— BRIEF —
List each line of the data that holds the word "舒兰一中".

--- ENTRIES SUPPLIED ---

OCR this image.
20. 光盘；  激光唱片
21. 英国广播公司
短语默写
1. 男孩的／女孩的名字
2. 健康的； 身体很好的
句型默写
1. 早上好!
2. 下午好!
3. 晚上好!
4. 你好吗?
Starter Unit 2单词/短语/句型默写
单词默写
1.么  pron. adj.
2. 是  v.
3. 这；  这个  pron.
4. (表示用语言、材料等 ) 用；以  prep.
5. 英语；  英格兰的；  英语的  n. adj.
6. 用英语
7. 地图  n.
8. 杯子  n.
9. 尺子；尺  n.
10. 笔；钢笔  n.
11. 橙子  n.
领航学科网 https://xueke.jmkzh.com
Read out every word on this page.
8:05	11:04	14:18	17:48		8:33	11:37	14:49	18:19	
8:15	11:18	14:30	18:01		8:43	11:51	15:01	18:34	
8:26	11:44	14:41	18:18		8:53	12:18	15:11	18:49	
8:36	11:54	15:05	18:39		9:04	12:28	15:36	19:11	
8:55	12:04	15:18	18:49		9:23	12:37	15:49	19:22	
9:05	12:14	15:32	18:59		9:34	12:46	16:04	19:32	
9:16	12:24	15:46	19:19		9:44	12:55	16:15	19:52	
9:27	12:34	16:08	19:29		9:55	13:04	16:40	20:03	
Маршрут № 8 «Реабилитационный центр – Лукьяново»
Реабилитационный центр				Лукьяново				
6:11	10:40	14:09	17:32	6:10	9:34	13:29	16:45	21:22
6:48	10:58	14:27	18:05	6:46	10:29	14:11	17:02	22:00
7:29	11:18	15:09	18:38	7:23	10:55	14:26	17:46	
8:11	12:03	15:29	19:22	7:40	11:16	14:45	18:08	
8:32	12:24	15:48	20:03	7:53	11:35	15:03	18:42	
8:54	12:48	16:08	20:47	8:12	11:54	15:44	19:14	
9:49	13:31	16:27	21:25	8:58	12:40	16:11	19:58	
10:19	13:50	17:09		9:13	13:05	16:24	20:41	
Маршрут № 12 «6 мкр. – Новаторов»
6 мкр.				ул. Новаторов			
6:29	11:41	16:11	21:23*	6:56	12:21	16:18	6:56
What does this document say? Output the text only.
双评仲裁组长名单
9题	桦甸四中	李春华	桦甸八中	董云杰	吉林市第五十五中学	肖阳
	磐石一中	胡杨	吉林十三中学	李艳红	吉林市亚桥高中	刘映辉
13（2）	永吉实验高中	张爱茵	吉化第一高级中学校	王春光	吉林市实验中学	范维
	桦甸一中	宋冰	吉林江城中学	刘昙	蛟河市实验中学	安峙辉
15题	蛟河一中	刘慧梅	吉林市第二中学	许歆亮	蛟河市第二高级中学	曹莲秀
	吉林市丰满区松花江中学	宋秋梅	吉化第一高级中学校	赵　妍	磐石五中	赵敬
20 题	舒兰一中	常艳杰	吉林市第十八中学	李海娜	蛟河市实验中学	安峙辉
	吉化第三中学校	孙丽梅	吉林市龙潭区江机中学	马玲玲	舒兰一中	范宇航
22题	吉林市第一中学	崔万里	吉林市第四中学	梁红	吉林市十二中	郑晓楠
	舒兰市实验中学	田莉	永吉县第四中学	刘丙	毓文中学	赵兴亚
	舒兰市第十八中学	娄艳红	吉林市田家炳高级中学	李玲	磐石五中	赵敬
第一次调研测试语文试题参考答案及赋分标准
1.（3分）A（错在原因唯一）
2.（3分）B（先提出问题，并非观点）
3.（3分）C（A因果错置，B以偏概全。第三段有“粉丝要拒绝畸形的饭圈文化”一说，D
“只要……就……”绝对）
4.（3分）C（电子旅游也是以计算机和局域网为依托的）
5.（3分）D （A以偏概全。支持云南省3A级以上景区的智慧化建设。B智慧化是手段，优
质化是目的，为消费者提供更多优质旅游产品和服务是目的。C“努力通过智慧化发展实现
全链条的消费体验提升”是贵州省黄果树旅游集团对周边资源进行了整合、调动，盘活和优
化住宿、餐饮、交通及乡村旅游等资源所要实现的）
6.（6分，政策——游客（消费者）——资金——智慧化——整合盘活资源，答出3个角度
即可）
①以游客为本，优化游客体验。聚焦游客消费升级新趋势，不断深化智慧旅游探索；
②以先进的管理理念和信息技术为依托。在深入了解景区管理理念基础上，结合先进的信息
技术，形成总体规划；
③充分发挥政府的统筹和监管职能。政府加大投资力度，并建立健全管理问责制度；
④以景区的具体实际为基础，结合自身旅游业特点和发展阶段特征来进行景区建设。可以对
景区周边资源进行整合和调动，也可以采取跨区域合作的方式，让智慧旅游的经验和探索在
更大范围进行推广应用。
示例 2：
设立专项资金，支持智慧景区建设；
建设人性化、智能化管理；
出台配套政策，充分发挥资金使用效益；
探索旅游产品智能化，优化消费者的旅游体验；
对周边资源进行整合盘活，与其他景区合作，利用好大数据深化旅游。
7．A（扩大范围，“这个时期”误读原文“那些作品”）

---

— THE COMPLETED TASK —
20 题	舒兰一中	常艳杰	吉林市第十八中学	李海娜	蛟河市实验中学	安峙辉
	吉化第三中学校	孙丽梅	吉林市龙潭区江机中学	马玲玲	舒兰一中	范宇航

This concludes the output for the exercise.